■ **TASK DESCRIPTION**: Each line containing the word "page" should be found and copied.

#### EXERCISE MATERIAL ####

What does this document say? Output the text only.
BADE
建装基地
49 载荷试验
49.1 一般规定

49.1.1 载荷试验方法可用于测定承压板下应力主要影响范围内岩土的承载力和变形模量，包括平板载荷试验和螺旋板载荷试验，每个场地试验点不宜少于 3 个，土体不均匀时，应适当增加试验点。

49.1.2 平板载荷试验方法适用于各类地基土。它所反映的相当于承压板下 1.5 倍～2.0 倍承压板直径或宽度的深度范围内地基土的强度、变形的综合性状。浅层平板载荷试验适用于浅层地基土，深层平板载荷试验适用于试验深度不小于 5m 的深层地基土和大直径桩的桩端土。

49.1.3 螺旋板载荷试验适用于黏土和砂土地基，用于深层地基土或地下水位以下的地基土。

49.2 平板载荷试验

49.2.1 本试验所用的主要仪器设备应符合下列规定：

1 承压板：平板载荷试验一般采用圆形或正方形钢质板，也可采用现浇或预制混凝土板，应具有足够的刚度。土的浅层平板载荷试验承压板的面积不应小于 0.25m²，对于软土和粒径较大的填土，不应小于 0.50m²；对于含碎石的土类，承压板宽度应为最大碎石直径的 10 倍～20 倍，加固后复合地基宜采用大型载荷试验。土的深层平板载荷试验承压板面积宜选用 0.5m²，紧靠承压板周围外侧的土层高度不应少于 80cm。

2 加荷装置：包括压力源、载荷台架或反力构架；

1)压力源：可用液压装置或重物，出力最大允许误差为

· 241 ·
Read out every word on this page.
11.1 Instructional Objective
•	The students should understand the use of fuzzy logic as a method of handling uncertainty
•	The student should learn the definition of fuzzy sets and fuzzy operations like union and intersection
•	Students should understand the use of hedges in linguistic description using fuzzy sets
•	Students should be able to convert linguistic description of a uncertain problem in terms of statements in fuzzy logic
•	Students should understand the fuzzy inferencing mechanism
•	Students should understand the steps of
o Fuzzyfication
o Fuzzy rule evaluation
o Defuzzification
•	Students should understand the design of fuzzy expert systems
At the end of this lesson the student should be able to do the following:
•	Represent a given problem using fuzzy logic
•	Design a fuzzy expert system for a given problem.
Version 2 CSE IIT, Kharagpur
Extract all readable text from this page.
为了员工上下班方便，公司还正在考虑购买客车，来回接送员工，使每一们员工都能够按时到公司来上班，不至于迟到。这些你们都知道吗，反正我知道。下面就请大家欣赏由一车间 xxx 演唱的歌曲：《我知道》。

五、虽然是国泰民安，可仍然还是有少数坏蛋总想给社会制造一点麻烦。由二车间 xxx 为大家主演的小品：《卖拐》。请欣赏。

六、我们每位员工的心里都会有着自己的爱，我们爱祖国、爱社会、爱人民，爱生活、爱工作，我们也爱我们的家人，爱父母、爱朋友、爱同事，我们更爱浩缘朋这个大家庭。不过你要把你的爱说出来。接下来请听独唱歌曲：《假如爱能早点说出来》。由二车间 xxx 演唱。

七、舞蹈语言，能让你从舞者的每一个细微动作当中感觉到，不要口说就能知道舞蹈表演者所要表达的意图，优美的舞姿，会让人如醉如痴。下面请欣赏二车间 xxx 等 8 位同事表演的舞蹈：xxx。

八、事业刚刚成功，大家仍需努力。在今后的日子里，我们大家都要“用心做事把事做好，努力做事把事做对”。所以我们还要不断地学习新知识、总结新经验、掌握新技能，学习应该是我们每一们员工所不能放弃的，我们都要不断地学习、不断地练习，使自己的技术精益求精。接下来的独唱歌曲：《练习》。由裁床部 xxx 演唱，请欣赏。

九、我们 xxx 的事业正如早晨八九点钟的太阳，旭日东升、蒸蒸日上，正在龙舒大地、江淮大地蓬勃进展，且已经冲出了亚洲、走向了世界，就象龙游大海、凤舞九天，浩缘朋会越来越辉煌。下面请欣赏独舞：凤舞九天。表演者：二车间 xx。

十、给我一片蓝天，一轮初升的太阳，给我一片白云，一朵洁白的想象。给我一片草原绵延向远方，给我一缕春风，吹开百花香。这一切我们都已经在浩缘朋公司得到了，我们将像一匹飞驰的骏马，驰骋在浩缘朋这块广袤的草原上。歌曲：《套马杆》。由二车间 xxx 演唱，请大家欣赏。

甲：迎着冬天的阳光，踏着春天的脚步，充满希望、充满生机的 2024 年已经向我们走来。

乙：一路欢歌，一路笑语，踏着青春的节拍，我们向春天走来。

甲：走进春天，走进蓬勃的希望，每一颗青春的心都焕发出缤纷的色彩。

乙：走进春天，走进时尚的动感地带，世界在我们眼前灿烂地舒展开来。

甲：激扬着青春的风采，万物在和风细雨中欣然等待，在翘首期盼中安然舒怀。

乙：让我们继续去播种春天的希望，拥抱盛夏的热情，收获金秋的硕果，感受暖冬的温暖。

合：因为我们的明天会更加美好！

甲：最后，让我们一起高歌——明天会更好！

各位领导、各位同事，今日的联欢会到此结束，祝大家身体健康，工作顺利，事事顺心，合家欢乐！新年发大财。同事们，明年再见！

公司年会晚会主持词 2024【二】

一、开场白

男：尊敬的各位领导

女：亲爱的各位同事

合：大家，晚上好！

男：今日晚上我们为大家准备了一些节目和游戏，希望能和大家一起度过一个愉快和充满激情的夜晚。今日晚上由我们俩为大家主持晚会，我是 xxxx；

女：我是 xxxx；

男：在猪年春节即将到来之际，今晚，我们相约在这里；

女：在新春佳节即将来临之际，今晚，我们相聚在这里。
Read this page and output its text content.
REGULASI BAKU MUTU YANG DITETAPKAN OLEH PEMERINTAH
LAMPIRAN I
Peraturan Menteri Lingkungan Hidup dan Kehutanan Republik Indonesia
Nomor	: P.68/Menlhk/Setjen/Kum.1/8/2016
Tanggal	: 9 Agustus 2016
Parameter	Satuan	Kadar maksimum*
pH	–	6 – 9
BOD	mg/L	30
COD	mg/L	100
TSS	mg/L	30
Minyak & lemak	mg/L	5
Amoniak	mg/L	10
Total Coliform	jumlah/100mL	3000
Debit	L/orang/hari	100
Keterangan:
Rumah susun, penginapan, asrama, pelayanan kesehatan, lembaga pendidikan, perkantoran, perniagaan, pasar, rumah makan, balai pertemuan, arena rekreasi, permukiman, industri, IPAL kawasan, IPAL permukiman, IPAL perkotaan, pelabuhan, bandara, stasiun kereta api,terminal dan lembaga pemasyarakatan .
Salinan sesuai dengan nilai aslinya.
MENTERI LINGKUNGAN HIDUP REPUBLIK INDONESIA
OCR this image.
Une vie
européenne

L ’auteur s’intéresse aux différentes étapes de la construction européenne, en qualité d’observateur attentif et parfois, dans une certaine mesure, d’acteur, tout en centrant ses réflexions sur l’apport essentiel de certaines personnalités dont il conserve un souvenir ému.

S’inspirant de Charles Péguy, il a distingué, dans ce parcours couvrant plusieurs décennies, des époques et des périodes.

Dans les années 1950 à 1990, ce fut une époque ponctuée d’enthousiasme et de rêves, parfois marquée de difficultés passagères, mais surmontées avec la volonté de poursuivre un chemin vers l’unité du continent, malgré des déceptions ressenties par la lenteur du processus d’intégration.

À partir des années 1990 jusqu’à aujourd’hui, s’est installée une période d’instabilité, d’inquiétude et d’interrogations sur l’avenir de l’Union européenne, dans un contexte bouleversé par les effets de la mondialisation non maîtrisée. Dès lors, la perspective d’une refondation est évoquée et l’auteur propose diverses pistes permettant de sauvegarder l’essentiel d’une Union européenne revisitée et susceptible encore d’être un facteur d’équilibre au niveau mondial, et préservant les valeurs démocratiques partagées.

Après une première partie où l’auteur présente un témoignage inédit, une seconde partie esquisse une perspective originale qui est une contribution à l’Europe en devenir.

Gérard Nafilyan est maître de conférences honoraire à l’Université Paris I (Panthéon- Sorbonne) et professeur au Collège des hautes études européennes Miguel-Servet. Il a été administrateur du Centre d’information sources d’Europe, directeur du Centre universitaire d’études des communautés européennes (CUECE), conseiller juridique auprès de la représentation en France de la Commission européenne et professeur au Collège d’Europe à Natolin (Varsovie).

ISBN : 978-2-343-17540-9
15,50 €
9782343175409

####

■ **EXERCISE ANSWER**:
Read out every word on this page.
Extract all readable text from this page.
Read this page and output its text content.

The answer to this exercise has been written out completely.